begin
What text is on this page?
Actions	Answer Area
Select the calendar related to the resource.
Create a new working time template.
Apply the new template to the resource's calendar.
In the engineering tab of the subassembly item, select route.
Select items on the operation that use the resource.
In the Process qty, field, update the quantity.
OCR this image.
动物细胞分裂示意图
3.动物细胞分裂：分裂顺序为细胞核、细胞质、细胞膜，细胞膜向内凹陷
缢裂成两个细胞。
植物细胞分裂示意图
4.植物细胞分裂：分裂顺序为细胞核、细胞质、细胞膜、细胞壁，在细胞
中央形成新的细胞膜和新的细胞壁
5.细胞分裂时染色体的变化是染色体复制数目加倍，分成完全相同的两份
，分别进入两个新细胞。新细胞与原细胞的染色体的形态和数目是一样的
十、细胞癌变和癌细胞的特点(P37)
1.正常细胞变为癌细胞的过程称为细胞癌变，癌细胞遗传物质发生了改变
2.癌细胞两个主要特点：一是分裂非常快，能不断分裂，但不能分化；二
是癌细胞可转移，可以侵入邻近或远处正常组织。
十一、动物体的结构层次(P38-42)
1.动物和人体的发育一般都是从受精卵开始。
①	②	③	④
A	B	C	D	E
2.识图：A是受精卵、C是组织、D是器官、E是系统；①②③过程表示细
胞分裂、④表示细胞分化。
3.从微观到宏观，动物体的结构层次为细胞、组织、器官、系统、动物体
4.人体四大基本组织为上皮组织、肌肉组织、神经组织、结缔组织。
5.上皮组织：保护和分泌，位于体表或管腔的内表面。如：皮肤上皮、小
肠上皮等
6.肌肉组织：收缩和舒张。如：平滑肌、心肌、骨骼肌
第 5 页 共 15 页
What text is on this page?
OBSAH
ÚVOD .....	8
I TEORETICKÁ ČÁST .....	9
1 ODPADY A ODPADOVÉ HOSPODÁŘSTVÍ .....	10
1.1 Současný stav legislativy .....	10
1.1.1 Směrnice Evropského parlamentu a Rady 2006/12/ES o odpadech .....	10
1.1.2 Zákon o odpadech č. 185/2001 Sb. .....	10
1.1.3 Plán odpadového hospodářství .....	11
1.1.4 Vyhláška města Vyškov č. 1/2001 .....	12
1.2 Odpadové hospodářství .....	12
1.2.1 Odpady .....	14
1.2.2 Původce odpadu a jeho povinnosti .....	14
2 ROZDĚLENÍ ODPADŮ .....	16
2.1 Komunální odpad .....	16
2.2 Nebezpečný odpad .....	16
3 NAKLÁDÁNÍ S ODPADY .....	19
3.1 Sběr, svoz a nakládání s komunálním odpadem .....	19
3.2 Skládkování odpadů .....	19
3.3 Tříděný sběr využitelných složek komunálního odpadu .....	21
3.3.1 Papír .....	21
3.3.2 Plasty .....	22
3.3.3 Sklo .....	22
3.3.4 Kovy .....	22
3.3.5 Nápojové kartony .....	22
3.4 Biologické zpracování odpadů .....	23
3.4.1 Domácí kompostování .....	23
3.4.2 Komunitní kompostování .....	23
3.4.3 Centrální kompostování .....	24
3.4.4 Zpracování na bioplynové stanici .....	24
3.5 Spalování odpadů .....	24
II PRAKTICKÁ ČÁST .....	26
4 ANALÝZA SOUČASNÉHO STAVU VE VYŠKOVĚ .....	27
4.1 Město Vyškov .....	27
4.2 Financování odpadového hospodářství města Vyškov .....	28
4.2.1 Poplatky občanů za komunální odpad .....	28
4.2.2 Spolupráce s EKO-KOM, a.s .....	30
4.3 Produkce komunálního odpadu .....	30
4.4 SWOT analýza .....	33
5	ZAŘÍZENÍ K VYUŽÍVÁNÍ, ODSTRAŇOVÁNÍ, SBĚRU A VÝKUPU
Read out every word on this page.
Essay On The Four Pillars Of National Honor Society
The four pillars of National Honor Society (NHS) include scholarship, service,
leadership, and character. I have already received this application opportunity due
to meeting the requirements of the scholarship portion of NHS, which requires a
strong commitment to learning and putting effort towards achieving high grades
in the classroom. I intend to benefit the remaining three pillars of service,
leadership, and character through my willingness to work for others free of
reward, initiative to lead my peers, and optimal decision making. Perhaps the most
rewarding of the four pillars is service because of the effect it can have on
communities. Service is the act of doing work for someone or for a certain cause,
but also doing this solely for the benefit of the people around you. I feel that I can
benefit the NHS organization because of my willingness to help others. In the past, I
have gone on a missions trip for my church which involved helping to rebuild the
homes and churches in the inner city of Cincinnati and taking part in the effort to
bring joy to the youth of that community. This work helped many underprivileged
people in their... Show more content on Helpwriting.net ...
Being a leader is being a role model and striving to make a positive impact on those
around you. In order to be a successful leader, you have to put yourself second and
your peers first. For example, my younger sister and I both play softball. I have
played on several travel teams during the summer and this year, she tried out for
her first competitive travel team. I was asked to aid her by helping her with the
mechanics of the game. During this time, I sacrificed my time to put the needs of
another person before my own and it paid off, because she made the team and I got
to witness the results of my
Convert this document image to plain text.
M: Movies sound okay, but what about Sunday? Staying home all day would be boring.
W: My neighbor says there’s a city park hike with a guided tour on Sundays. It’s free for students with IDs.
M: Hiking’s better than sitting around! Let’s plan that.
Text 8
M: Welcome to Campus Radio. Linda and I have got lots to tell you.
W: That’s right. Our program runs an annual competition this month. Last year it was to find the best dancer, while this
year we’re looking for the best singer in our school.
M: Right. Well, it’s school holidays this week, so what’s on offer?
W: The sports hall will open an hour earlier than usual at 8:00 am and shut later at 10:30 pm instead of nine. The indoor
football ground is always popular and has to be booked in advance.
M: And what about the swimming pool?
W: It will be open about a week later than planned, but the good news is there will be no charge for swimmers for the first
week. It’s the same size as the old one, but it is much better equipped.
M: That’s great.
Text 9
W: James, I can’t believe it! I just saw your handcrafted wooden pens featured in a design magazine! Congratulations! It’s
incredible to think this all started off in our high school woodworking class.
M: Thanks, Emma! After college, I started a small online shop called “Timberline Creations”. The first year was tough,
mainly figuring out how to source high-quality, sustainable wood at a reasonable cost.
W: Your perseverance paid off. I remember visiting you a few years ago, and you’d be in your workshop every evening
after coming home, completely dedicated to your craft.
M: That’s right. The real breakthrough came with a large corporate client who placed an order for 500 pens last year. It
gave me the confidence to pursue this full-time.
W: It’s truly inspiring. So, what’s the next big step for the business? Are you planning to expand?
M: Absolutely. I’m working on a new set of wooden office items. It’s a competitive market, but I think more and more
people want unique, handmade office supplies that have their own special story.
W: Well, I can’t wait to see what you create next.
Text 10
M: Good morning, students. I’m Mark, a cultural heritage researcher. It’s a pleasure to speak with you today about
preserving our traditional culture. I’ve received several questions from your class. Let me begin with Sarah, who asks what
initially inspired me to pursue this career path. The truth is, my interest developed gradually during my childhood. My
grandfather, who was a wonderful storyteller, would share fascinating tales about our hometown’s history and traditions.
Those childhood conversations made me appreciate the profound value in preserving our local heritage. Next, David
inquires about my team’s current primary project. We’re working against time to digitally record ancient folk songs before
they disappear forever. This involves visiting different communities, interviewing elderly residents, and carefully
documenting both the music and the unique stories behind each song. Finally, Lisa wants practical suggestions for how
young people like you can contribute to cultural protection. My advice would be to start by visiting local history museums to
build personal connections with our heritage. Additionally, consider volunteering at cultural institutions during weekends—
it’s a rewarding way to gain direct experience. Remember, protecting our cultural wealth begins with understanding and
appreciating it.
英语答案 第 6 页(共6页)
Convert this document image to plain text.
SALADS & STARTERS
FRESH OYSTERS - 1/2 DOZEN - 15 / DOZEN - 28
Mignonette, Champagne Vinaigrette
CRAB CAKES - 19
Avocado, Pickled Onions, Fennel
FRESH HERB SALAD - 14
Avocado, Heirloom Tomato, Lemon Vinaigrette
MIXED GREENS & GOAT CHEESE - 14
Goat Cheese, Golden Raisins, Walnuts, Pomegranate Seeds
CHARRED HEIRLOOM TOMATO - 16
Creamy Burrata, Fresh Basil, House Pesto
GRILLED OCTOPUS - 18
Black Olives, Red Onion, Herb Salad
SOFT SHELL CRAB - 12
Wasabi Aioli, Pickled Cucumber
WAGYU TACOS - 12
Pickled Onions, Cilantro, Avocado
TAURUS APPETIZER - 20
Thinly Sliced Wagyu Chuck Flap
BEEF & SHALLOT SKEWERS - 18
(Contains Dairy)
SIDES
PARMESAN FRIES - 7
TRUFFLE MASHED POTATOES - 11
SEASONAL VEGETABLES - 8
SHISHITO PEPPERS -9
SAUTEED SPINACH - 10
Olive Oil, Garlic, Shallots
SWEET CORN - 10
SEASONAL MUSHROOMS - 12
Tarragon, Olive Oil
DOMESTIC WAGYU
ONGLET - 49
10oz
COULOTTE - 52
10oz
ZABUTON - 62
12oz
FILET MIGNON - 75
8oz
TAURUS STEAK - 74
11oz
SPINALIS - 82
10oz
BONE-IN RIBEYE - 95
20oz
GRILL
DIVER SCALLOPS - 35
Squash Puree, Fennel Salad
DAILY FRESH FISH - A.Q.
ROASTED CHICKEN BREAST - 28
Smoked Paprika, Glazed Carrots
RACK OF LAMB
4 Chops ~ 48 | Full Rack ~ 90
end
→ TASK
Work out how many lines of the data above contain the string "willingness" and give the number alone.

→ FINISHED ANSWER
2